AIM OF THE TASK: Using the listing below, report all lines holding the word "this".

[Data excerpts]

★ ★ ★ ★ ★

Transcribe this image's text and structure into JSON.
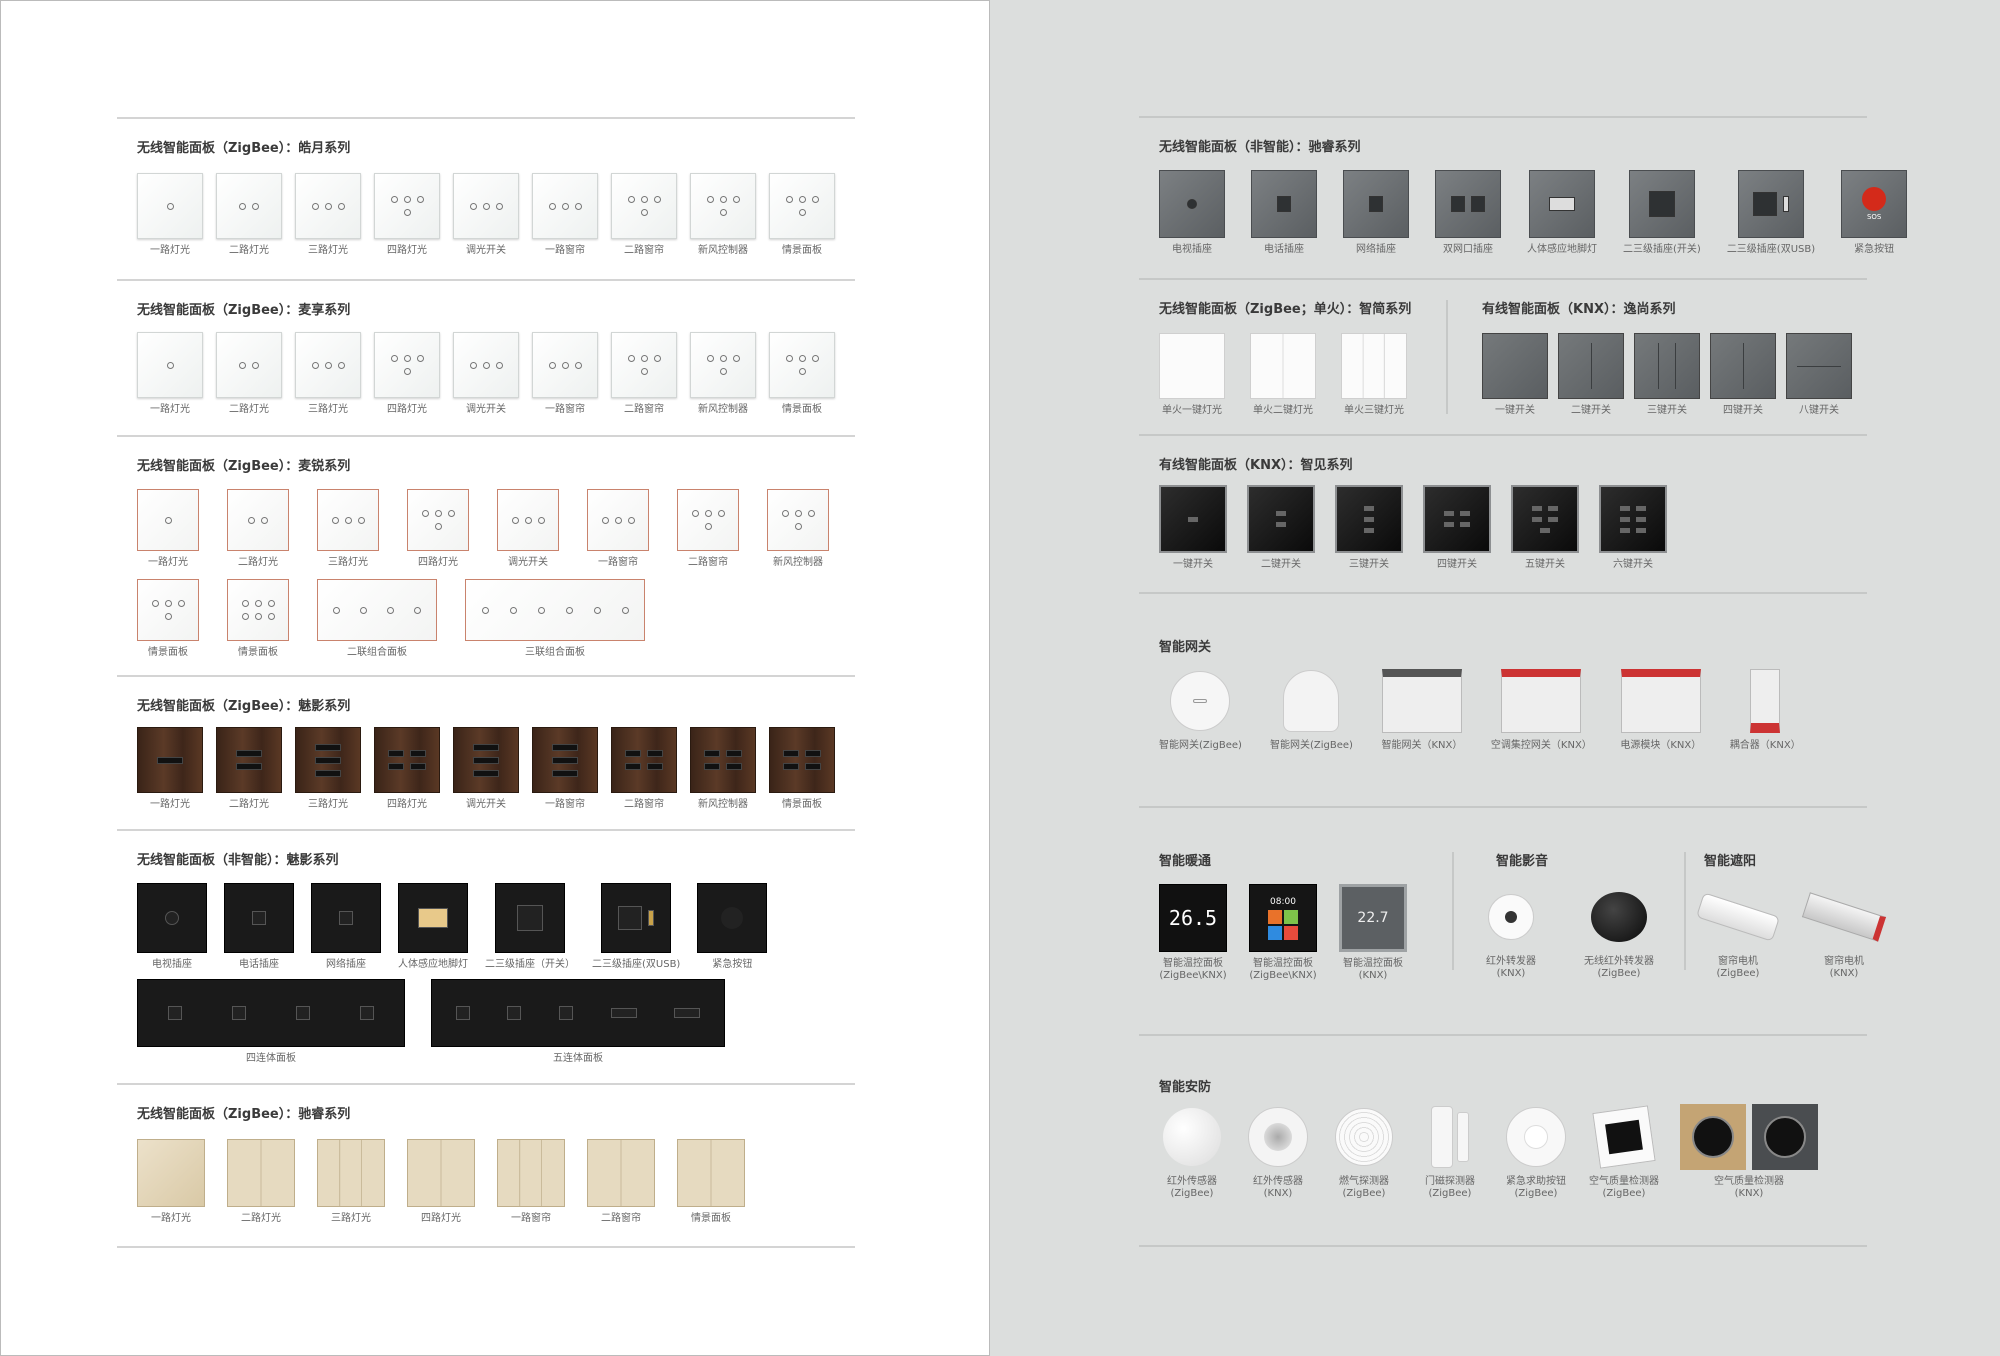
{
  "left": {
    "sections": [
      {
        "title": "无线智能面板（ZigBee）：皓月系列",
        "items": [
          "一路灯光",
          "二路灯光",
          "三路灯光",
          "四路灯光",
          "调光开关",
          "一路窗帘",
          "二路窗帘",
          "新风控制器",
          "情景面板"
        ]
      },
      {
        "title": "无线智能面板（ZigBee）：麦享系列",
        "items": [
          "一路灯光",
          "二路灯光",
          "三路灯光",
          "四路灯光",
          "调光开关",
          "一路窗帘",
          "二路窗帘",
          "新风控制器",
          "情景面板"
        ]
      },
      {
        "title": "无线智能面板（ZigBee）：麦锐系列",
        "items": [
          "一路灯光",
          "二路灯光",
          "三路灯光",
          "四路灯光",
          "调光开关",
          "一路窗帘",
          "二路窗帘",
          "新风控制器"
        ],
        "items2": [
          "情景面板",
          "情景面板",
          "二联组合面板",
          "三联组合面板"
        ]
      },
      {
        "title": "无线智能面板（ZigBee）：魅影系列",
        "items": [
          "一路灯光",
          "二路灯光",
          "三路灯光",
          "四路灯光",
          "调光开关",
          "一路窗帘",
          "二路窗帘",
          "新风控制器",
          "情景面板"
        ]
      },
      {
        "title": "无线智能面板（非智能）：魅影系列",
        "items": [
          "电视插座",
          "电话插座",
          "网络插座",
          "人体感应地脚灯",
          "二三级插座（开关）",
          "二三级插座(双USB)",
          "紧急按钮"
        ],
        "items2": [
          "四连体面板",
          "五连体面板"
        ]
      },
      {
        "title": "无线智能面板（ZigBee）：驰睿系列",
        "items": [
          "一路灯光",
          "二路灯光",
          "三路灯光",
          "四路灯光",
          "一路窗帘",
          "二路窗帘",
          "情景面板"
        ]
      }
    ]
  },
  "right": {
    "chirui": {
      "title": "无线智能面板（非智能）：驰睿系列",
      "items": [
        "电视插座",
        "电话插座",
        "网络插座",
        "双网口插座",
        "人体感应地脚灯",
        "二三级插座(开关)",
        "二三级插座(双USB)",
        "紧急按钮"
      ]
    },
    "zhijian": {
      "title": "无线智能面板（ZigBee；单火）：智简系列",
      "items": [
        "单火一键灯光",
        "单火二键灯光",
        "单火三键灯光"
      ]
    },
    "yishang": {
      "title": "有线智能面板（KNX）：逸尚系列",
      "items": [
        "一键开关",
        "二键开关",
        "三键开关",
        "四键开关",
        "八键开关"
      ]
    },
    "zhijian2": {
      "title": "有线智能面板（KNX）：智见系列",
      "items": [
        "一键开关",
        "二键开关",
        "三键开关",
        "四键开关",
        "五键开关",
        "六键开关"
      ]
    },
    "gateway": {
      "title": "智能网关",
      "items": [
        "智能网关(ZigBee)",
        "智能网关(ZigBee)",
        "智能网关（KNX）",
        "空调集控网关（KNX）",
        "电源模块（KNX）",
        "耦合器（KNX）"
      ]
    },
    "hvac": {
      "title": "智能暖通",
      "items": [
        [
          "智能温控面板",
          "(ZigBee\\KNX)"
        ],
        [
          "智能温控面板",
          "(ZigBee\\KNX)"
        ],
        [
          "智能温控面板",
          "(KNX)"
        ]
      ],
      "display": "26.5",
      "display2": "22.7",
      "clock": "08:00"
    },
    "av": {
      "title": "智能影音",
      "items": [
        [
          "红外转发器",
          "(KNX)"
        ],
        [
          "无线红外转发器",
          "(ZigBee)"
        ]
      ]
    },
    "shade": {
      "title": "智能遮阳",
      "items": [
        [
          "窗帘电机",
          "(ZigBee)"
        ],
        [
          "窗帘电机",
          "(KNX)"
        ]
      ]
    },
    "security": {
      "title": "智能安防",
      "items": [
        [
          "红外传感器",
          "(ZigBee)"
        ],
        [
          "红外传感器",
          "(KNX)"
        ],
        [
          "燃气探测器",
          "(ZigBee)"
        ],
        [
          "门磁探测器",
          "(ZigBee)"
        ],
        [
          "紧急求助按钮",
          "(ZigBee)"
        ],
        [
          "空气质量检测器",
          "(ZigBee)"
        ],
        [
          "空气质量检测器",
          "(KNX)"
        ]
      ]
    }
  },
  "sos_label": "SOS",
  "colors": {
    "left_bg": "#ffffff",
    "right_bg": "#dcdedd",
    "sos_red": "#d42a1a"
  }
}
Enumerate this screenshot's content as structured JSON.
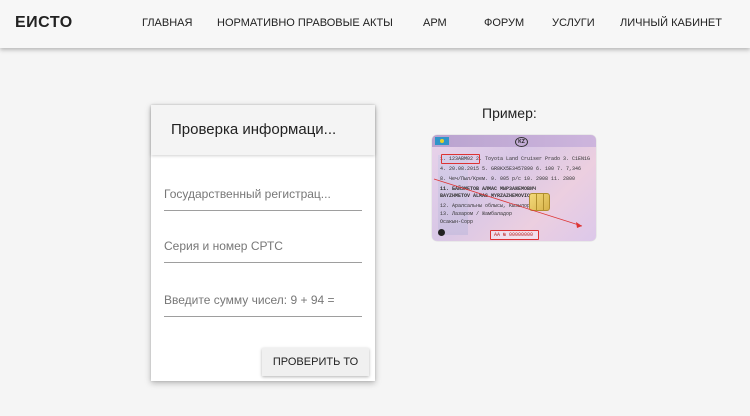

★ ★ ★ ★ ★

TASK RESPONSE:
Transcribe this image's text and structure into JSON.
Enumerate this screenshot's content as structured JSON.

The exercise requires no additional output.